TRECHO FORNECIDO:
···

Comunicado Oficial: Segurança do embarque do prático foi desrespeitada

0
333
IMPRIMIR

A Praticagem do Estado de São Paulo recebeu a autorização da Autoridade Portuária para fazer a manobra na entrada do Navio NM Saldanha no Porto de Santos, às 3 horas da madrugada de sexta-feira (17), e não foi comunicada sobre um tripulante com suspeita de coronavírus na embarcação. O prático subiu apenas com a proteção básica (luva de látex e máscara) e sem a roupa especial. O Comandante então lhe disse que não havia recebido a “Livre Prática” e que o navio estava entrando para que toda a tripulação fosse testada pela ANVISA, pois havia um tripulante com sintomas isolado em uma cabine. 

O Presidente da Praticagem, Carlos Alberto Souza Filho, destaca que não foi acionado o Plano de Contingência nem houve nenhuma comunicação prévia para que fossem tomadas providências extras de segurança. “O prático levou um susto quando foi informado pelo comandante do navio que havia um suspeito a bordo”, ele conta.

···

LINHAS EXTRAÍDAS:
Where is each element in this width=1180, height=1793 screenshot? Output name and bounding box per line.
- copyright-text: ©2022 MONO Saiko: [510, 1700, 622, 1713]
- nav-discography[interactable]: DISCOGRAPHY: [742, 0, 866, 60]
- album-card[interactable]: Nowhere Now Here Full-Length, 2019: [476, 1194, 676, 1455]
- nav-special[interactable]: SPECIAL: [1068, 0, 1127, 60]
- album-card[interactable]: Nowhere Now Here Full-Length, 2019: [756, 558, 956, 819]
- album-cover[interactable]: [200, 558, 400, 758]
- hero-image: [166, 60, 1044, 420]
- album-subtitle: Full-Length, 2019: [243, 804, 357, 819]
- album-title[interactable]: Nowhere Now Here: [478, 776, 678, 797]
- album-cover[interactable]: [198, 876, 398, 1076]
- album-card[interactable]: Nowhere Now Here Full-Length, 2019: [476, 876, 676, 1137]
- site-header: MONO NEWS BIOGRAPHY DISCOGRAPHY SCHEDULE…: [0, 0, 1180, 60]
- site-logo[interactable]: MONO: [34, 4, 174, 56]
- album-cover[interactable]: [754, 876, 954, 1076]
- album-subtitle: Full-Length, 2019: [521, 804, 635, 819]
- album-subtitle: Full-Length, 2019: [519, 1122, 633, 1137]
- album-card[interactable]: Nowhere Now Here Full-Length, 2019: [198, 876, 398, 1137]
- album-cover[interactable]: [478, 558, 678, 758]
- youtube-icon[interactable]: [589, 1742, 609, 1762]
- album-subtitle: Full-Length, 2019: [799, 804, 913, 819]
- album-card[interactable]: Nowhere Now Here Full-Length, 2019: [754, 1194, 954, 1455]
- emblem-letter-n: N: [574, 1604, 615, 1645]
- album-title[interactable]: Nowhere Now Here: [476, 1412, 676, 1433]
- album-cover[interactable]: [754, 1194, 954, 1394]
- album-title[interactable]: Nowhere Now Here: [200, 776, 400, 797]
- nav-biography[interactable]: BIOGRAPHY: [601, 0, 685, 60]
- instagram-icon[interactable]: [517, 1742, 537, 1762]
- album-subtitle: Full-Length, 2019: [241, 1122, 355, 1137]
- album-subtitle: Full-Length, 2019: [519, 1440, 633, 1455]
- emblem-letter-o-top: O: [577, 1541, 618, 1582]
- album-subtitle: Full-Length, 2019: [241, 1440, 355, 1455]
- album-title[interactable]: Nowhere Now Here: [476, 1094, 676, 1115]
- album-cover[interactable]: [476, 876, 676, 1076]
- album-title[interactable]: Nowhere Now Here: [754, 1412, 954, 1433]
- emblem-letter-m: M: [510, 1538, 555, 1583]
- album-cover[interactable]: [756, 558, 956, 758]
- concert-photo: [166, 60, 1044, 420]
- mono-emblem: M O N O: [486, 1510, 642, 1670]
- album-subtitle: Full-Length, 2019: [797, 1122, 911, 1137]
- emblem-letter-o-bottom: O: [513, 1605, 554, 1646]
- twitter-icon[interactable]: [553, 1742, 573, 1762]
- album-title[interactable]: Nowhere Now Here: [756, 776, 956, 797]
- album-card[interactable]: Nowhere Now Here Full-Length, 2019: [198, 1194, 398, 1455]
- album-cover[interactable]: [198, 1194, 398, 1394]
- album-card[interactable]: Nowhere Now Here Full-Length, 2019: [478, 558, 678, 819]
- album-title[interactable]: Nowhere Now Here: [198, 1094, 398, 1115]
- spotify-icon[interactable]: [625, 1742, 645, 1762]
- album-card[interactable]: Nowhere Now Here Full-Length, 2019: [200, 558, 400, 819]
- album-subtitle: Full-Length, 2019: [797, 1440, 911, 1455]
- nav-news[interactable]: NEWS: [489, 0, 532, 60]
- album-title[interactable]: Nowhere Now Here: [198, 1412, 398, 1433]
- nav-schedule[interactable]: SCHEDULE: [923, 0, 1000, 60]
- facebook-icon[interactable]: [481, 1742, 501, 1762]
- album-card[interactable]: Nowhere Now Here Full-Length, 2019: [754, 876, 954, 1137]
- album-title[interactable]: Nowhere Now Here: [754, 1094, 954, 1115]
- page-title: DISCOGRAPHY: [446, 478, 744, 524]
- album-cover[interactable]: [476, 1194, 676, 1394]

···

TAREFA SOLICITADA: Escreva a continuação do comunicado sobre o embarque do prático a partir do ponto em que ele termina. As linhas são um material à parte, sem relação com o comunicado sobre o embarque do prático.

RESPOSTA DA TAREFA:
Depois dos testes, o tripulante suspeito não teve a contaminação confirmada, mas outro sem sintomas estava infectado pelo CORONAVÍRUS . E esse tripulante estava circulando normalmente pelo navio podendo ter contaminado outros tripulantes e o Prático, que por sua vez passou a ser um possível vetor de disseminação do vírus para a comunidade.

 “O NM Saldanha atracou, não operou e depois da confirmação pela Anvisa de que havia pelo menos um infectado a bordo, foi acionado o plano de contingência para a saída do navio para a quarentena no fundeadouro”. Só neste momento, na sexta-feira à tarde, a Praticagem foi avisada da suspeita e da confirmação do caso de COVID19 em um tripulante.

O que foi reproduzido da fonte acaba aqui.